» OBJECTIVE
Set the data down again, exactly as it reads, but without the pictures.

» DATA LISTING
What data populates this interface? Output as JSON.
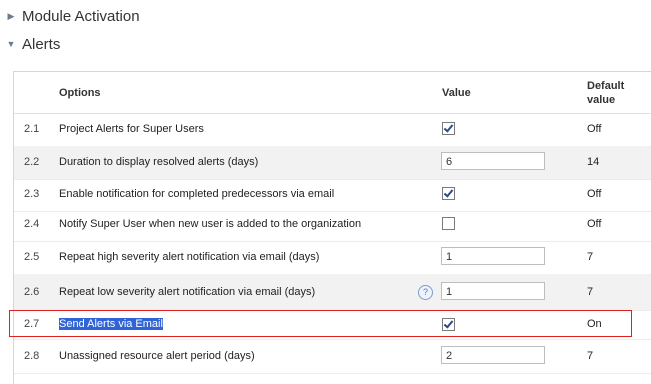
{
  "sections": {
    "module_activation": "Module Activation",
    "alerts": "Alerts"
  },
  "table": {
    "headers": {
      "options": "Options",
      "value": "Value",
      "default_line1": "Default",
      "default_line2": "value"
    },
    "rows": [
      {
        "num": "2.1",
        "option": "Project Alerts for Super Users",
        "type": "checkbox",
        "checked": true,
        "default": "Off"
      },
      {
        "num": "2.2",
        "option": "Duration to display resolved alerts (days)",
        "type": "input",
        "value": "6",
        "default": "14"
      },
      {
        "num": "2.3",
        "option": "Enable notification for completed predecessors via email",
        "type": "checkbox",
        "checked": true,
        "default": "Off"
      },
      {
        "num": "2.4",
        "option": "Notify Super User when new user is added to the organization",
        "type": "checkbox",
        "checked": false,
        "default": "Off"
      },
      {
        "num": "2.5",
        "option": "Repeat high severity alert notification via email (days)",
        "type": "input",
        "value": "1",
        "default": "7"
      },
      {
        "num": "2.6",
        "option": "Repeat low severity alert notification via email (days)",
        "type": "input",
        "value": "1",
        "default": "7",
        "help": "?"
      },
      {
        "num": "2.7",
        "option": "Send Alerts via Email",
        "type": "checkbox",
        "checked": true,
        "default": "On"
      },
      {
        "num": "2.8",
        "option": "Unassigned resource alert period (days)",
        "type": "input",
        "value": "2",
        "default": "7"
      }
    ]
  }
}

» ANSWER TO THIS EXERCISE
What data populates this interface? Output as JSON.
{
  "sections": {
    "module_activation": "Module Activation",
    "alerts": "Alerts"
  },
  "table": {
    "headers": {
      "options": "Options",
      "value": "Value",
      "default_line1": "Default",
      "default_line2": "value"
    },
    "rows": [
      {
        "num": "2.1",
        "option": "Project Alerts for Super Users",
        "type": "checkbox",
        "checked": true,
        "default": "Off"
      },
      {
        "num": "2.2",
        "option": "Duration to display resolved alerts (days)",
        "type": "input",
        "value": "6",
        "default": "14"
      },
      {
        "num": "2.3",
        "option": "Enable notification for completed predecessors via email",
        "type": "checkbox",
        "checked": true,
        "default": "Off"
      },
      {
        "num": "2.4",
        "option": "Notify Super User when new user is added to the organization",
        "type": "checkbox",
        "checked": false,
        "default": "Off"
      },
      {
        "num": "2.5",
        "option": "Repeat high severity alert notification via email (days)",
        "type": "input",
        "value": "1",
        "default": "7"
      },
      {
        "num": "2.6",
        "option": "Repeat low severity alert notification via email (days)",
        "type": "input",
        "value": "1",
        "default": "7",
        "help": "?"
      },
      {
        "num": "2.7",
        "option": "Send Alerts via Email",
        "type": "checkbox",
        "checked": true,
        "default": "On"
      },
      {
        "num": "2.8",
        "option": "Unassigned resource alert period (days)",
        "type": "input",
        "value": "2",
        "default": "7"
      }
    ]
  }
}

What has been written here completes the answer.